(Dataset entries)

━━━━━━━━━━━━━━━━━━━━━━━━━━━━━━

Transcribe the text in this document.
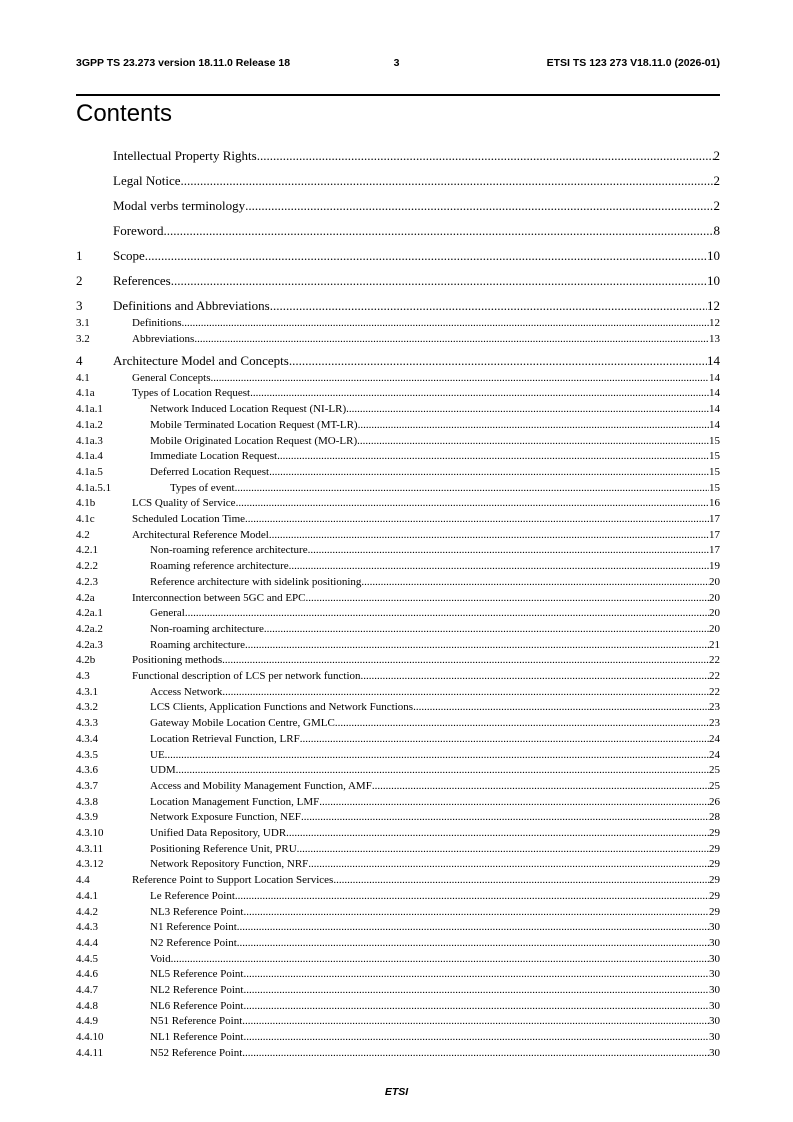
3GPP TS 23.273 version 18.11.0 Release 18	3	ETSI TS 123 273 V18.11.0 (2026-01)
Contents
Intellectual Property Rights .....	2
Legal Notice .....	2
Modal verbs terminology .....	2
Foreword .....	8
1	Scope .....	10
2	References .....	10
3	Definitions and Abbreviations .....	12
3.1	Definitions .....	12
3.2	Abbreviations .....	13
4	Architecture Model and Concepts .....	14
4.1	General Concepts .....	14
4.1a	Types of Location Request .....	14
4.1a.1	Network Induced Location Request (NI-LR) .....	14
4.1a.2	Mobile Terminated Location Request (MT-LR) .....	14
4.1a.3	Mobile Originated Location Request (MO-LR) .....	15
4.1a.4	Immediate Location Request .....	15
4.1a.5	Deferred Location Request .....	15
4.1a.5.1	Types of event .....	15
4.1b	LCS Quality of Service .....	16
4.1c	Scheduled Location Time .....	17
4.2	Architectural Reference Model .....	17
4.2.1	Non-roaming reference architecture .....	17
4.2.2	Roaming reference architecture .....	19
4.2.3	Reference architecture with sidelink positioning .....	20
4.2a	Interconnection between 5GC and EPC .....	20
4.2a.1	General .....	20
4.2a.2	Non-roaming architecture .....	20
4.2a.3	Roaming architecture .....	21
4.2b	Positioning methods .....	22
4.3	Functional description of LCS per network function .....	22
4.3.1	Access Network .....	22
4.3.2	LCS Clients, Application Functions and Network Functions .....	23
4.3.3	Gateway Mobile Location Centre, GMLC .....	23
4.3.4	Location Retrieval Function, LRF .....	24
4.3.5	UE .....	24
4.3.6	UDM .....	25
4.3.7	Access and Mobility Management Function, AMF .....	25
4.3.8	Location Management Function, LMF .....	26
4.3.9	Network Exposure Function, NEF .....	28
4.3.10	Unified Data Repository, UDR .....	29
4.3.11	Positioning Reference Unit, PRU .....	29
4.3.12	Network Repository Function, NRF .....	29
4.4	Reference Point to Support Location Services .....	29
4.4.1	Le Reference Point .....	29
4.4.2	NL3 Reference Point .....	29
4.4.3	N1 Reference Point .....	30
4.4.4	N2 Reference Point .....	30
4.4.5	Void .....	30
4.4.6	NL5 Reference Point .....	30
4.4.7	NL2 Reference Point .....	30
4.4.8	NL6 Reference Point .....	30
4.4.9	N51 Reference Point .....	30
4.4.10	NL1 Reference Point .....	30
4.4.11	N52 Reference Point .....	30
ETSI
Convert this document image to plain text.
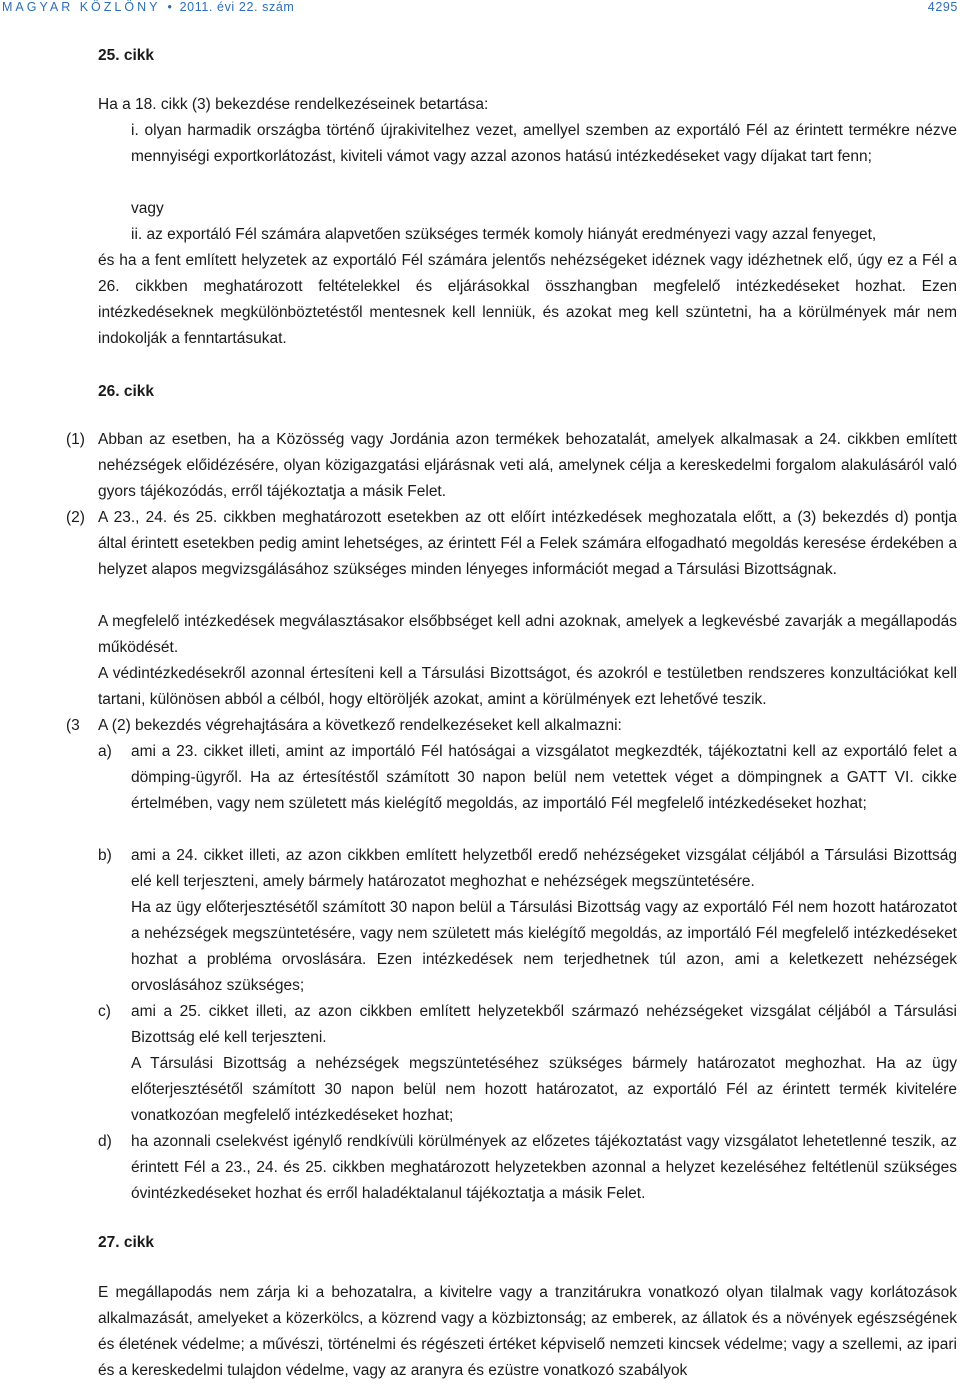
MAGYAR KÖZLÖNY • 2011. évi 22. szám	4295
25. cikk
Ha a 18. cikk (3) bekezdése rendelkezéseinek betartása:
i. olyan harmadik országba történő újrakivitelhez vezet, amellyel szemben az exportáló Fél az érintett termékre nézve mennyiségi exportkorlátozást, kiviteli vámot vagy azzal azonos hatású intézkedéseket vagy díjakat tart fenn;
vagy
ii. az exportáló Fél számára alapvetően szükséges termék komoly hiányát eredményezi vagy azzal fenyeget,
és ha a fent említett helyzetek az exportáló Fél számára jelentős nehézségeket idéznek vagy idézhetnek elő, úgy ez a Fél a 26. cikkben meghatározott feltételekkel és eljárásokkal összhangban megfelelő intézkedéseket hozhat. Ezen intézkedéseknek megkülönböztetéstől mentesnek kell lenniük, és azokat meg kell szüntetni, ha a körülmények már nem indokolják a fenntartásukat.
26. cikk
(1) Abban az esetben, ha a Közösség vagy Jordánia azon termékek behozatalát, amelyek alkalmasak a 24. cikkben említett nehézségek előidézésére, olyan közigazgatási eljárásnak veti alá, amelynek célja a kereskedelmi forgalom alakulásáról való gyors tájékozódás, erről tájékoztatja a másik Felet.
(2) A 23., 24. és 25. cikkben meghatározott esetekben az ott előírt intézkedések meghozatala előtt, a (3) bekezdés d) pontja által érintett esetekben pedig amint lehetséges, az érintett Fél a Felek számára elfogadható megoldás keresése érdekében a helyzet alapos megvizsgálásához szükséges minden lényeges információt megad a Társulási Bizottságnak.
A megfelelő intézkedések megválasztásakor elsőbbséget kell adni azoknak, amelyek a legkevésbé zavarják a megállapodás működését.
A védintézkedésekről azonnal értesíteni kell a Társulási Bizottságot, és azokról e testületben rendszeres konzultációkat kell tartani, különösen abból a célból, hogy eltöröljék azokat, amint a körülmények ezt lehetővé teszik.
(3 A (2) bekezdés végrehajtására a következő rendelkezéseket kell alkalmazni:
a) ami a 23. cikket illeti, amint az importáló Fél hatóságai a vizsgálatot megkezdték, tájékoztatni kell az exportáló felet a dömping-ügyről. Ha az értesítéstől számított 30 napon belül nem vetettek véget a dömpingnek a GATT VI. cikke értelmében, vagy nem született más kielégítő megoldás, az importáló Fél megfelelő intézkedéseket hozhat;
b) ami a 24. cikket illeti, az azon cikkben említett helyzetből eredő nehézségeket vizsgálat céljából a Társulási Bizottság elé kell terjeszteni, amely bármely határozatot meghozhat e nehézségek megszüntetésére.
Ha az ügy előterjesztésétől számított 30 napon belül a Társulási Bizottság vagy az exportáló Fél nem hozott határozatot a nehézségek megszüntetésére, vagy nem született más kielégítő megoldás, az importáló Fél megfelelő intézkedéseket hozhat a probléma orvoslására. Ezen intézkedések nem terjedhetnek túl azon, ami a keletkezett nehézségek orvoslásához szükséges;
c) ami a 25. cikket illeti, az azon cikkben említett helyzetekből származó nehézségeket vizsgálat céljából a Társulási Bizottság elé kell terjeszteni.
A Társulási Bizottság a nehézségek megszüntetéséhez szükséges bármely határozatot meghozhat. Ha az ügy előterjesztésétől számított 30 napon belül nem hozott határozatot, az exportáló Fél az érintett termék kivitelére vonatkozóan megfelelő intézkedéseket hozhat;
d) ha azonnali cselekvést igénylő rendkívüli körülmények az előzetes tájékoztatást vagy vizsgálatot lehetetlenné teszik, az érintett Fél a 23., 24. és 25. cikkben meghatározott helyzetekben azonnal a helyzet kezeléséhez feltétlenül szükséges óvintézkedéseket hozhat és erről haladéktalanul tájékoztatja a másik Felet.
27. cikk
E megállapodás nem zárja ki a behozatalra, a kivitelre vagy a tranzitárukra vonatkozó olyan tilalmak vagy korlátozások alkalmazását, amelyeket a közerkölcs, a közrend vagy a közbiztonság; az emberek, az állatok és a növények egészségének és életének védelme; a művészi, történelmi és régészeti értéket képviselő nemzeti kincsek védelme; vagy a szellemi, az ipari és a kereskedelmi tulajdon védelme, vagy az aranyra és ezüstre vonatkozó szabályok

━━━━━━━━━━━━━━━━━━━━━━━━━━━━━━

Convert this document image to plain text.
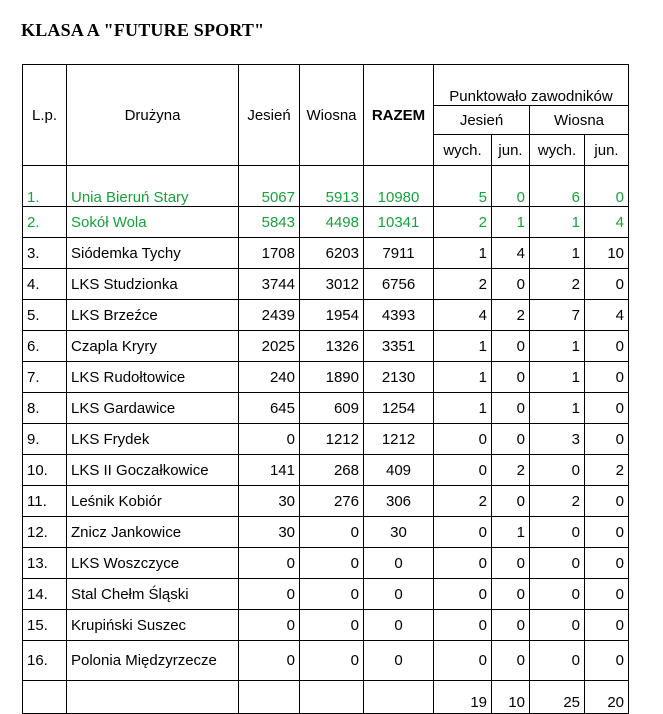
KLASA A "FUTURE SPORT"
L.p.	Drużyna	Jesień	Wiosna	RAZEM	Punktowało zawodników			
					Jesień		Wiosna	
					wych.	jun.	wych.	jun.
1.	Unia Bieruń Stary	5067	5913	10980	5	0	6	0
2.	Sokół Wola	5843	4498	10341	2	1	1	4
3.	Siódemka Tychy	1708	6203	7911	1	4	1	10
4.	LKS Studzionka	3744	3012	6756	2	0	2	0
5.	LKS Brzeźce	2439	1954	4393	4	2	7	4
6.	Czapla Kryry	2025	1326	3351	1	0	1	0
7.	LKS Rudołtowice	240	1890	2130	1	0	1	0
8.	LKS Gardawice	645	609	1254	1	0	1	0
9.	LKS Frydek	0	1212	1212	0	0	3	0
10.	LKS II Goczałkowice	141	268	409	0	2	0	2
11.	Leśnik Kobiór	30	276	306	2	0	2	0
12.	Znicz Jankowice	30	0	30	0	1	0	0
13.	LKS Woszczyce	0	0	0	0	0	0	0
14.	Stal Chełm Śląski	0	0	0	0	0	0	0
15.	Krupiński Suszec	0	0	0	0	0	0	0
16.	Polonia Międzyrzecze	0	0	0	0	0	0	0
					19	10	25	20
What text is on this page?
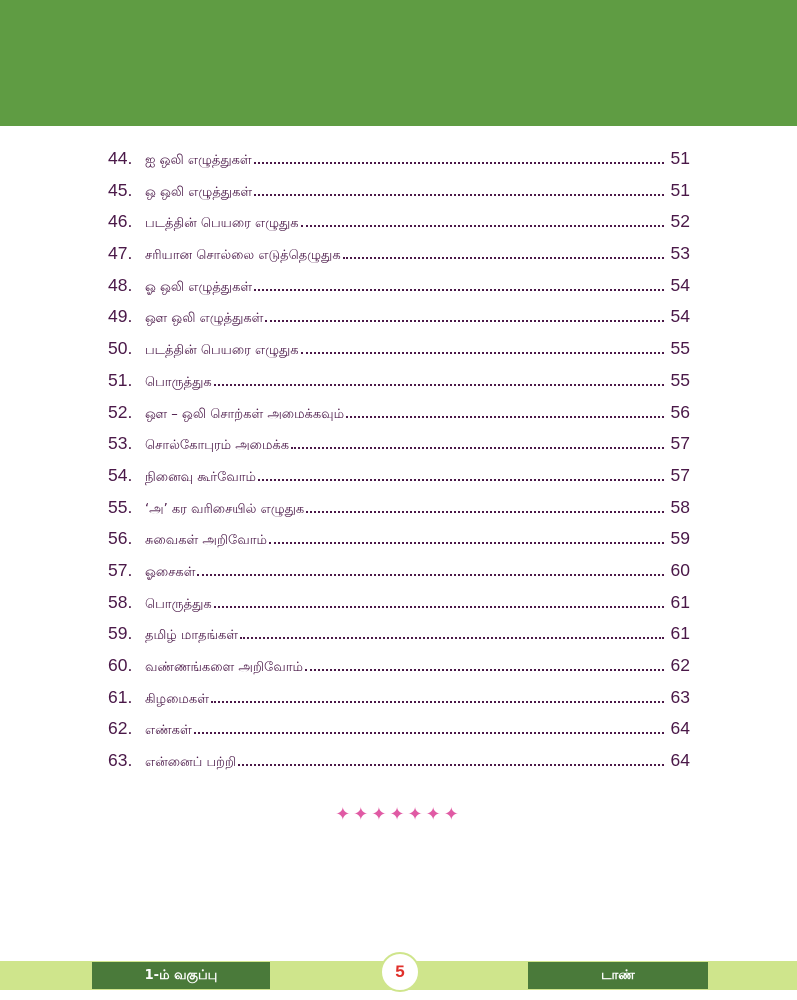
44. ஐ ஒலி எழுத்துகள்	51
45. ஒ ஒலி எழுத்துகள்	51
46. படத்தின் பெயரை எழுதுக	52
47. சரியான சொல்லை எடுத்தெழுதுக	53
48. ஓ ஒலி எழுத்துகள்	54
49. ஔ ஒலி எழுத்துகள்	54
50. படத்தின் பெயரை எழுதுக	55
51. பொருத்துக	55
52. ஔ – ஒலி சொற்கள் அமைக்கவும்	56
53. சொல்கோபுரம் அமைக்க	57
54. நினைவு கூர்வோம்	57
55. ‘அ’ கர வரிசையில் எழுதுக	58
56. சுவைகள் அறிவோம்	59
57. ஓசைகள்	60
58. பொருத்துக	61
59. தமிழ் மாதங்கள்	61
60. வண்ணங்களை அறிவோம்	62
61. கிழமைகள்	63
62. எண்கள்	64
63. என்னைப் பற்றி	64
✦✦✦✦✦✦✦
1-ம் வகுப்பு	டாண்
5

━━━━━━━━━━━━━━━━━━━━━━━━━━━━━━

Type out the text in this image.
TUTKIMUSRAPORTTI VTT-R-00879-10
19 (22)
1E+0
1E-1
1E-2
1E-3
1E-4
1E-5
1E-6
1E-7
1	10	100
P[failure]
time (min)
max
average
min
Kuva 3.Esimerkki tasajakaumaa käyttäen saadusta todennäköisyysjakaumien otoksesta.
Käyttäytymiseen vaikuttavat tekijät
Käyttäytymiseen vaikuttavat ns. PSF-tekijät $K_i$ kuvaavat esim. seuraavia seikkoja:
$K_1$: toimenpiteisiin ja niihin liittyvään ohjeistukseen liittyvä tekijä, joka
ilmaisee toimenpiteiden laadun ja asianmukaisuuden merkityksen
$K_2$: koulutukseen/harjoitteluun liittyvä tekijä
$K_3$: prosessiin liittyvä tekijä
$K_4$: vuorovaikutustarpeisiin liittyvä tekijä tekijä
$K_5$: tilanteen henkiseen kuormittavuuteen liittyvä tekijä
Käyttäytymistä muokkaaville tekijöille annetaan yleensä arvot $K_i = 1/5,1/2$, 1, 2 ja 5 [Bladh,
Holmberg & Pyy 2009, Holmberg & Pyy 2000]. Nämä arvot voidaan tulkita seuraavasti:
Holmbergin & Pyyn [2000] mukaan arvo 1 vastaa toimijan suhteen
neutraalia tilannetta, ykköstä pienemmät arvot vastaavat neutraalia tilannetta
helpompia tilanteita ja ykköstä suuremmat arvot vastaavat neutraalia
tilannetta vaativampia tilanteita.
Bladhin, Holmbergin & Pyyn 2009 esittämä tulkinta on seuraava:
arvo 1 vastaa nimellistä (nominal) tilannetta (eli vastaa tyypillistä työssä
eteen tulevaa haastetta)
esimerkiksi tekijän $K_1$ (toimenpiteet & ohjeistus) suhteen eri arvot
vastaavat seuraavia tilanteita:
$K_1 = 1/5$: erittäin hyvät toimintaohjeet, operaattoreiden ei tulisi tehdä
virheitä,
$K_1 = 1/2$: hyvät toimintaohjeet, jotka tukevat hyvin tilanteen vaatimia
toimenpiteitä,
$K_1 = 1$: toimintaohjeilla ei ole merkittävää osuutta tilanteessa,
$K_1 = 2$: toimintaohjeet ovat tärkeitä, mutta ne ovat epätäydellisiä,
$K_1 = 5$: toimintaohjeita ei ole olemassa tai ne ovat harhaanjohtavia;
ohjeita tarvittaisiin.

━━━━━━━━━━━━━━━━━━━━━━━━━━━━━━

• Required task
Copy out every line from the records that has the word "text".

• Solution
Transcribe the text in this document.
Convert this document image to plain text.
Convert this document image to plain text.
What text is on this page?
Type out the text in this image.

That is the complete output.